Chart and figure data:
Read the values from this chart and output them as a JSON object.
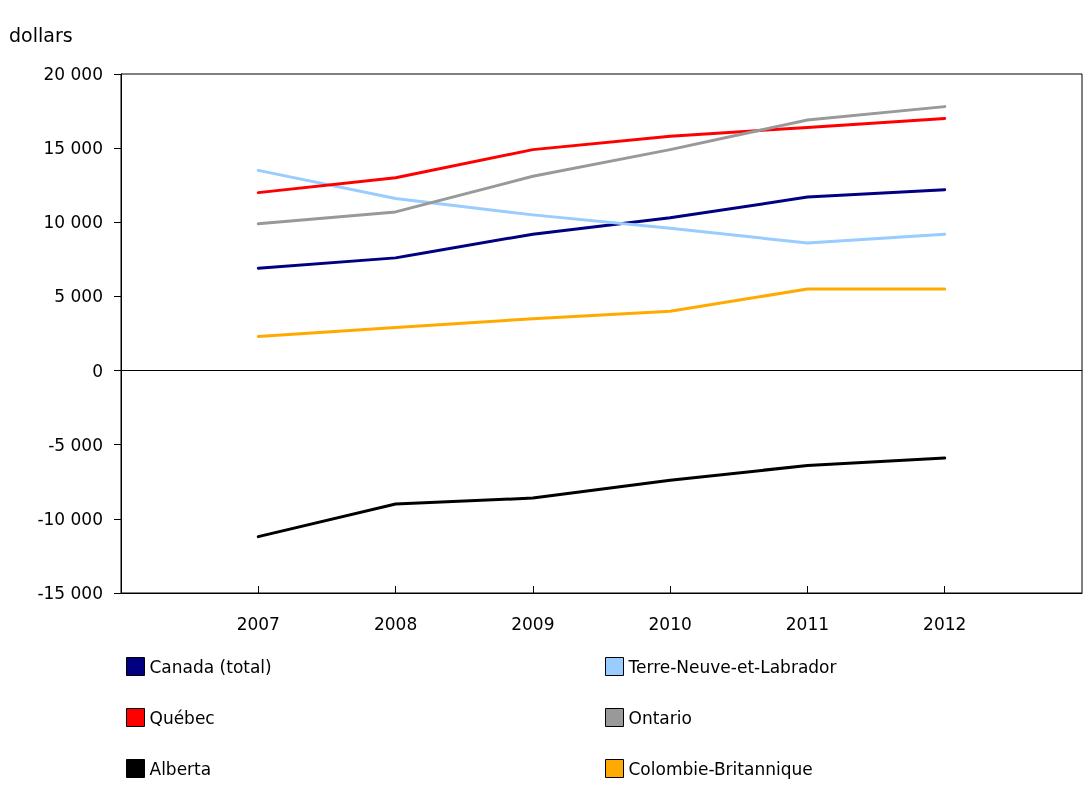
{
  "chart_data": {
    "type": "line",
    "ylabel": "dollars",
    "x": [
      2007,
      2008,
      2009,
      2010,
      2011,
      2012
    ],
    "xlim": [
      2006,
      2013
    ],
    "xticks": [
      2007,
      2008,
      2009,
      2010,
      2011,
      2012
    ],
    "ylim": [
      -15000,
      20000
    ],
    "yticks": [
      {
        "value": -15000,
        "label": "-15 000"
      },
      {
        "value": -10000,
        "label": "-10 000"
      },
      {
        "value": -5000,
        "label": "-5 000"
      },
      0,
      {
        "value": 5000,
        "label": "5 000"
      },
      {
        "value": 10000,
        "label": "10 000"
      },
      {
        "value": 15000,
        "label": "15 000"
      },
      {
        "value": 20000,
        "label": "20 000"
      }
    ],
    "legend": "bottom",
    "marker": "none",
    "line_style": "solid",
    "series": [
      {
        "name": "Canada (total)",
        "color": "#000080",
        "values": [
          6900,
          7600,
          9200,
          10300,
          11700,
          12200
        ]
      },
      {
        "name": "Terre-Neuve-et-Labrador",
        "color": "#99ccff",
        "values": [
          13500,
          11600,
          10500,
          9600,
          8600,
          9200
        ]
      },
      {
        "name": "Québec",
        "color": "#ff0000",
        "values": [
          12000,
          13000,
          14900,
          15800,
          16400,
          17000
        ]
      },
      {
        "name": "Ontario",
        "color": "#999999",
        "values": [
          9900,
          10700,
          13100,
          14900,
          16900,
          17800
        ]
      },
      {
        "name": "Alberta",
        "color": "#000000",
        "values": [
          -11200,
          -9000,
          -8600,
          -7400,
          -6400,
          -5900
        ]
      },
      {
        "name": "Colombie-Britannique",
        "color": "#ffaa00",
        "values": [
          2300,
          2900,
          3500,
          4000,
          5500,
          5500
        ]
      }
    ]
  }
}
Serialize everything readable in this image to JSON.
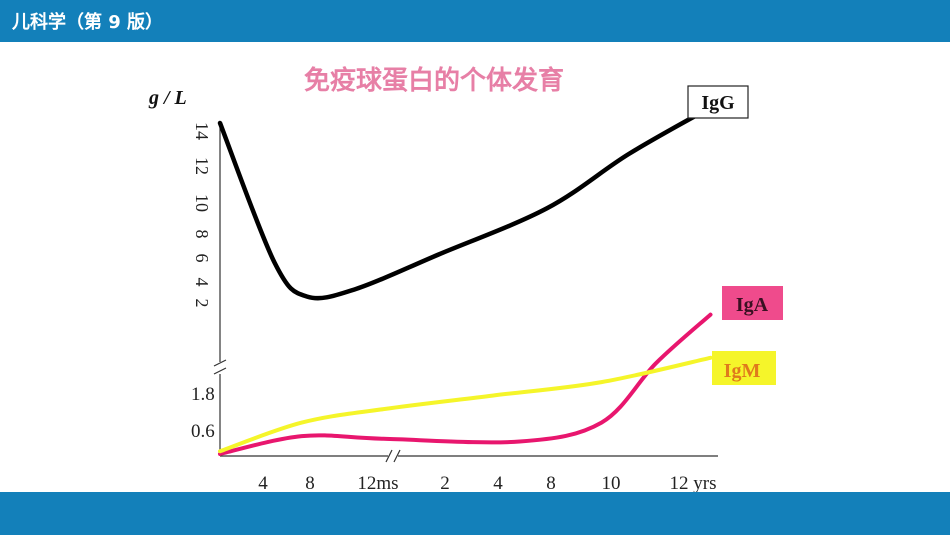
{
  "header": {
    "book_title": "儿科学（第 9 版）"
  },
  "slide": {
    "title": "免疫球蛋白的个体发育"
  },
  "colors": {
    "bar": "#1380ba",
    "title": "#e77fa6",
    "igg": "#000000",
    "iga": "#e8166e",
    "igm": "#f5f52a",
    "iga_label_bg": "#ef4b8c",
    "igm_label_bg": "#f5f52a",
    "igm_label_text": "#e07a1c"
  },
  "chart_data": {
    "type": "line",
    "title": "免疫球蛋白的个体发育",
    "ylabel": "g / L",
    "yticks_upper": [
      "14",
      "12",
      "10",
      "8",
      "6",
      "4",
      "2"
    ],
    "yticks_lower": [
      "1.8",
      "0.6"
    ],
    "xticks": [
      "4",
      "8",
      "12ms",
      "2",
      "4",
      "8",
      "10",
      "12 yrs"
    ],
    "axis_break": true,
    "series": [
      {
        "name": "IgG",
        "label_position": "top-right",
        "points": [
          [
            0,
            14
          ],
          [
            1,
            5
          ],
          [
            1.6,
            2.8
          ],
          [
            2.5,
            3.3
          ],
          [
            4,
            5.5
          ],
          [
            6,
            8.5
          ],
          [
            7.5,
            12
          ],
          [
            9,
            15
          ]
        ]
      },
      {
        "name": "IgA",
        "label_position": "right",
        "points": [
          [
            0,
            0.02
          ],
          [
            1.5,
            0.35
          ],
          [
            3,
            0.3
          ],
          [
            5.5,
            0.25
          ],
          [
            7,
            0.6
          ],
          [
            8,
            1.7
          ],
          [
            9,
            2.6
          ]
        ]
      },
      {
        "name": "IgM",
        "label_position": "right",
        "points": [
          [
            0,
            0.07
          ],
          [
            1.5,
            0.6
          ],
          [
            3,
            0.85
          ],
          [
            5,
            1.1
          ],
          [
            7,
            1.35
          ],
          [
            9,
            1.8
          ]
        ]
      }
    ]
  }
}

:: WRITTEN REQUEST ::
Each entry gets copied exactly; the pictures stay out.

:: WRITTEN ANSWER ::
Read the values from this chart and output them as a JSON object.
{
  "chart_data": {
    "type": "line",
    "ylabel": "dollars",
    "x": [
      2007,
      2008,
      2009,
      2010,
      2011,
      2012
    ],
    "xlim": [
      2006,
      2013
    ],
    "xticks": [
      2007,
      2008,
      2009,
      2010,
      2011,
      2012
    ],
    "ylim": [
      -15000,
      20000
    ],
    "yticks": [
      {
        "value": -15000,
        "label": "-15 000"
      },
      {
        "value": -10000,
        "label": "-10 000"
      },
      {
        "value": -5000,
        "label": "-5 000"
      },
      0,
      {
        "value": 5000,
        "label": "5 000"
      },
      {
        "value": 10000,
        "label": "10 000"
      },
      {
        "value": 15000,
        "label": "15 000"
      },
      {
        "value": 20000,
        "label": "20 000"
      }
    ],
    "legend": "bottom",
    "marker": "none",
    "line_style": "solid",
    "series": [
      {
        "name": "Canada (total)",
        "color": "#000080",
        "values": [
          6900,
          7600,
          9200,
          10300,
          11700,
          12200
        ]
      },
      {
        "name": "Terre-Neuve-et-Labrador",
        "color": "#99ccff",
        "values": [
          13500,
          11600,
          10500,
          9600,
          8600,
          9200
        ]
      },
      {
        "name": "Québec",
        "color": "#ff0000",
        "values": [
          12000,
          13000,
          14900,
          15800,
          16400,
          17000
        ]
      },
      {
        "name": "Ontario",
        "color": "#999999",
        "values": [
          9900,
          10700,
          13100,
          14900,
          16900,
          17800
        ]
      },
      {
        "name": "Alberta",
        "color": "#000000",
        "values": [
          -11200,
          -9000,
          -8600,
          -7400,
          -6400,
          -5900
        ]
      },
      {
        "name": "Colombie-Britannique",
        "color": "#ffaa00",
        "values": [
          2300,
          2900,
          3500,
          4000,
          5500,
          5500
        ]
      }
    ]
  }
}
Serialize everything readable in this image to JSON.
{
  "header": {
    "book_title": "儿科学（第 9 版）"
  },
  "slide": {
    "title": "免疫球蛋白的个体发育"
  },
  "colors": {
    "bar": "#1380ba",
    "title": "#e77fa6",
    "igg": "#000000",
    "iga": "#e8166e",
    "igm": "#f5f52a",
    "iga_label_bg": "#ef4b8c",
    "igm_label_bg": "#f5f52a",
    "igm_label_text": "#e07a1c"
  },
  "chart_data": {
    "type": "line",
    "title": "免疫球蛋白的个体发育",
    "ylabel": "g / L",
    "yticks_upper": [
      "14",
      "12",
      "10",
      "8",
      "6",
      "4",
      "2"
    ],
    "yticks_lower": [
      "1.8",
      "0.6"
    ],
    "xticks": [
      "4",
      "8",
      "12ms",
      "2",
      "4",
      "8",
      "10",
      "12 yrs"
    ],
    "axis_break": true,
    "series": [
      {
        "name": "IgG",
        "label_position": "top-right",
        "points": [
          [
            0,
            14
          ],
          [
            1,
            5
          ],
          [
            1.6,
            2.8
          ],
          [
            2.5,
            3.3
          ],
          [
            4,
            5.5
          ],
          [
            6,
            8.5
          ],
          [
            7.5,
            12
          ],
          [
            9,
            15
          ]
        ]
      },
      {
        "name": "IgA",
        "label_position": "right",
        "points": [
          [
            0,
            0.02
          ],
          [
            1.5,
            0.35
          ],
          [
            3,
            0.3
          ],
          [
            5.5,
            0.25
          ],
          [
            7,
            0.6
          ],
          [
            8,
            1.7
          ],
          [
            9,
            2.6
          ]
        ]
      },
      {
        "name": "IgM",
        "label_position": "right",
        "points": [
          [
            0,
            0.07
          ],
          [
            1.5,
            0.6
          ],
          [
            3,
            0.85
          ],
          [
            5,
            1.1
          ],
          [
            7,
            1.35
          ],
          [
            9,
            1.8
          ]
        ]
      }
    ]
  }
}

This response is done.